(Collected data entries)
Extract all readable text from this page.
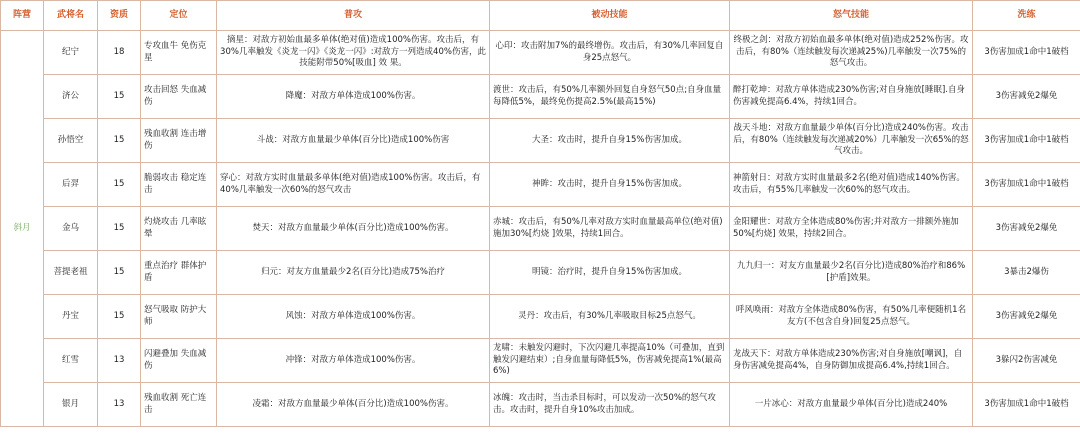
阵营	武将名	资质	定位	普攻	被动技能	怒气技能	洗练
斜月	纪宁	18	专攻血牛 免伤克星	摘星：对敌方初始血最多单体(绝对值)造成100%伤害。攻击后，有30%几率触发《炎龙一闪》《炎龙一闪》:对敌方一列造成40%伤害，此技能附带50%[吸血] 效 果。	心印：攻击附加7%的最终增伤。攻击后，有30%几率回复自身25点怒气。	终极之剑：对敌方初始血最多单体(绝对值)造成252%伤害。攻击后，有80%（连续触发每次递减25%)几率触发一次75%的怒气攻击。	3伤害加成1命中1破档
	济公	15	攻击回怒 失血减伤	降魔：对敌方单体造成100%伤害。	渡世：攻击后，有50%几率额外回复自身怒气50点;自身血量每降低5%，最终免伤提高2.5%(最高15%)	醉打乾坤：对敌方单体造成230%伤害;对自身施放[睡眠].自身伤害减免提高6.4%，持续1回合。	3伤害减免2爆免
	孙悟空	15	残血收割 连击增伤	斗战：对敌方血量最少单体(百分比)造成100%伤害	大圣：攻击时，提升自身15%伤害加成。	战天斗地：对敌方血量最少单体(百分比)造成240%伤害。攻击后，有80%（连续触发每次递减20%）几率触发一次65%的怒气攻击。	3伤害加成1命中1破档
	后羿	15	脆弱攻击 稳定连击	穿心：对敌方实时血量最多单体(绝对值)造成100%伤害。攻击后，有40%几率触发一次60%的怒气攻击	神眸：攻击时，提升自身15%伤害加成。	神箭射日：对敌方实时血量最多2名(绝对值)造成140%伤害。攻击后，有55%几率触发一次60%的怒气攻击。	3伤害加成1命中1破档
	金乌	15	灼烧攻击 几率眩晕	焚天：对敌方血量最少单体(百分比)造成100%伤害。	赤城：攻击后，有50%几率对敌方实时血量最高单位(绝对值)施加30%[灼烧 ]效果，持续1回合。	金阳耀世：对敌方全体造成80%伤害;并对敌方一排额外施加50%[灼烧] 效果，持续2回合。	3伤害减免2爆免
	菩提老祖	15	重点治疗 群体护盾	归元：对友方血量最少2名(百分比)造成75%治疗	明镜：治疗时，提升自身15%伤害加成。	九九归一：对友方血量最少2名(百分比)造成80%治疗和86% [护盾]效果。	3暴击2爆伤
	丹宝	15	怒气吸取 防护大师	风蚀：对敌方单体造成100%伤害。	灵丹：攻击后，有30%几率吸取目标25点怒气。	呼风唤雨：对敌方全体造成80%伤害，有50%几率便随机1名友方(不包含自身)回复25点怒气。	3伤害减免2爆免
	红雪	13	闪避叠加 失血减伤	冲锋：对敌方单体造成100%伤害。	龙啸：未触发闪避时，下次闪避几率提高10%（可叠加，直到触发闪避结束）;自身血量每降低5%，伤害减免提高1%(最高6%)	龙战天下：对敌方单体造成230%伤害;对自身施放[嘲讽]，自身伤害减免提高4%，自身防御加成提高6.4%,持续1回合。	3躲闪2伤害减免
	银月	13	残血收割 死亡连击	凌霜：对敌方血量最少单体(百分比)造成100%伤害。	冰魄：攻击时，当击杀目标时，可以发动一次50%的怒气攻击。攻击时，提升自身10%攻击加成。	一片冰心：对敌方血量最少单体(百分比)造成240%	3伤害加成1命中1破档
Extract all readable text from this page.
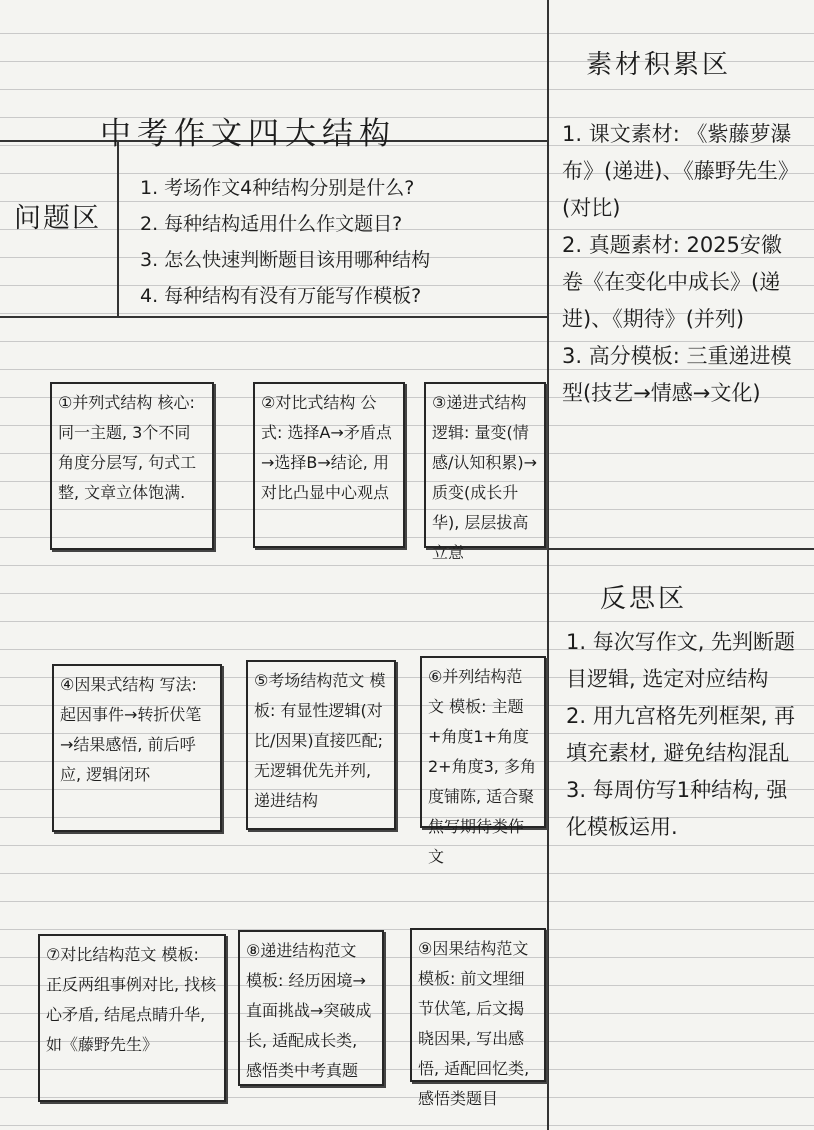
中考作文四大结构
问题区
1. 考场作文4种结构分别是什么?
2. 每种结构适用什么作文题目?
3. 怎么快速判断题目该用哪种结构
4. 每种结构有没有万能写作模板?
①并列式结构 核心: 同一主题, 3个不同角度分层写, 句式工整, 文章立体饱满.
②对比式结构 公式: 选择A→矛盾点→选择B→结论, 用对比凸显中心观点
③递进式结构 逻辑: 量变(情感/认知积累)→质变(成长升华), 层层拔高立意
④因果式结构 写法: 起因事件→转折伏笔→结果感悟, 前后呼应, 逻辑闭环
⑤考场结构范文 模板: 有显性逻辑(对比/因果)直接匹配; 无逻辑优先并列, 递进结构
⑥并列结构范文 模板: 主题+角度1+角度2+角度3, 多角度铺陈, 适合聚焦写期待类作文
⑦对比结构范文 模板: 正反两组事例对比, 找核心矛盾, 结尾点睛升华, 如《藤野先生》
⑧递进结构范文 模板: 经历困境→直面挑战→突破成长, 适配成长类, 感悟类中考真题
⑨因果结构范文 模板: 前文埋细节伏笔, 后文揭晓因果, 写出感悟, 适配回忆类, 感悟类题目
素材积累区
1. 课文素材: 《紫藤萝瀑布》(递进)、《藤野先生》(对比)
2. 真题素材: 2025安徽卷《在变化中成长》(递进)、《期待》(并列)
3. 高分模板: 三重递进模型(技艺→情感→文化)
反思区
1. 每次写作文, 先判断题目逻辑, 选定对应结构
2. 用九宫格先列框架, 再填充素材, 避免结构混乱
3. 每周仿写1种结构, 强化模板运用.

◆ **What to produce**
Every line above should be returned word for word, with the pictures left behind.

◆ **Response to this exercise**
Extract all readable text from this page.
阵营	武将名	资质	定位	普攻	被动技能	怒气技能	洗练
斜月	纪宁	18	专攻血牛 免伤克星	摘星：对敌方初始血最多单体(绝对值)造成100%伤害。攻击后，有30%几率触发《炎龙一闪》《炎龙一闪》:对敌方一列造成40%伤害，此技能附带50%[吸血] 效 果。	心印：攻击附加7%的最终增伤。攻击后，有30%几率回复自身25点怒气。	终极之剑：对敌方初始血最多单体(绝对值)造成252%伤害。攻击后，有80%（连续触发每次递减25%)几率触发一次75%的怒气攻击。	3伤害加成1命中1破档
	济公	15	攻击回怒 失血减伤	降魔：对敌方单体造成100%伤害。	渡世：攻击后，有50%几率额外回复自身怒气50点;自身血量每降低5%，最终免伤提高2.5%(最高15%)	醉打乾坤：对敌方单体造成230%伤害;对自身施放[睡眠].自身伤害减免提高6.4%，持续1回合。	3伤害减免2爆免
	孙悟空	15	残血收割 连击增伤	斗战：对敌方血量最少单体(百分比)造成100%伤害	大圣：攻击时，提升自身15%伤害加成。	战天斗地：对敌方血量最少单体(百分比)造成240%伤害。攻击后，有80%（连续触发每次递减20%）几率触发一次65%的怒气攻击。	3伤害加成1命中1破档
	后羿	15	脆弱攻击 稳定连击	穿心：对敌方实时血量最多单体(绝对值)造成100%伤害。攻击后，有40%几率触发一次60%的怒气攻击	神眸：攻击时，提升自身15%伤害加成。	神箭射日：对敌方实时血量最多2名(绝对值)造成140%伤害。攻击后，有55%几率触发一次60%的怒气攻击。	3伤害加成1命中1破档
	金乌	15	灼烧攻击 几率眩晕	焚天：对敌方血量最少单体(百分比)造成100%伤害。	赤城：攻击后，有50%几率对敌方实时血量最高单位(绝对值)施加30%[灼烧 ]效果，持续1回合。	金阳耀世：对敌方全体造成80%伤害;并对敌方一排额外施加50%[灼烧] 效果，持续2回合。	3伤害减免2爆免
	菩提老祖	15	重点治疗 群体护盾	归元：对友方血量最少2名(百分比)造成75%治疗	明镜：治疗时，提升自身15%伤害加成。	九九归一：对友方血量最少2名(百分比)造成80%治疗和86% [护盾]效果。	3暴击2爆伤
	丹宝	15	怒气吸取 防护大师	风蚀：对敌方单体造成100%伤害。	灵丹：攻击后，有30%几率吸取目标25点怒气。	呼风唤雨：对敌方全体造成80%伤害，有50%几率便随机1名友方(不包含自身)回复25点怒气。	3伤害减免2爆免
	红雪	13	闪避叠加 失血减伤	冲锋：对敌方单体造成100%伤害。	龙啸：未触发闪避时，下次闪避几率提高10%（可叠加，直到触发闪避结束）;自身血量每降低5%，伤害减免提高1%(最高6%)	龙战天下：对敌方单体造成230%伤害;对自身施放[嘲讽]，自身伤害减免提高4%，自身防御加成提高6.4%,持续1回合。	3躲闪2伤害减免
	银月	13	残血收割 死亡连击	凌霜：对敌方血量最少单体(百分比)造成100%伤害。	冰魄：攻击时，当击杀目标时，可以发动一次50%的怒气攻击。攻击时，提升自身10%攻击加成。	一片冰心：对敌方血量最少单体(百分比)造成240%	3伤害加成1命中1破档
Extract all readable text from this page.
中考作文四大结构
问题区
1. 考场作文4种结构分别是什么?
2. 每种结构适用什么作文题目?
3. 怎么快速判断题目该用哪种结构
4. 每种结构有没有万能写作模板?
①并列式结构 核心: 同一主题, 3个不同角度分层写, 句式工整, 文章立体饱满.
②对比式结构 公式: 选择A→矛盾点→选择B→结论, 用对比凸显中心观点
③递进式结构 逻辑: 量变(情感/认知积累)→质变(成长升华), 层层拔高立意
④因果式结构 写法: 起因事件→转折伏笔→结果感悟, 前后呼应, 逻辑闭环
⑤考场结构范文 模板: 有显性逻辑(对比/因果)直接匹配; 无逻辑优先并列, 递进结构
⑥并列结构范文 模板: 主题+角度1+角度2+角度3, 多角度铺陈, 适合聚焦写期待类作文
⑦对比结构范文 模板: 正反两组事例对比, 找核心矛盾, 结尾点睛升华, 如《藤野先生》
⑧递进结构范文 模板: 经历困境→直面挑战→突破成长, 适配成长类, 感悟类中考真题
⑨因果结构范文 模板: 前文埋细节伏笔, 后文揭晓因果, 写出感悟, 适配回忆类, 感悟类题目
素材积累区
1. 课文素材: 《紫藤萝瀑布》(递进)、《藤野先生》(对比)
2. 真题素材: 2025安徽卷《在变化中成长》(递进)、《期待》(并列)
3. 高分模板: 三重递进模型(技艺→情感→文化)
反思区
1. 每次写作文, 先判断题目逻辑, 选定对应结构
2. 用九宫格先列框架, 再填充素材, 避免结构混乱
3. 每周仿写1种结构, 强化模板运用.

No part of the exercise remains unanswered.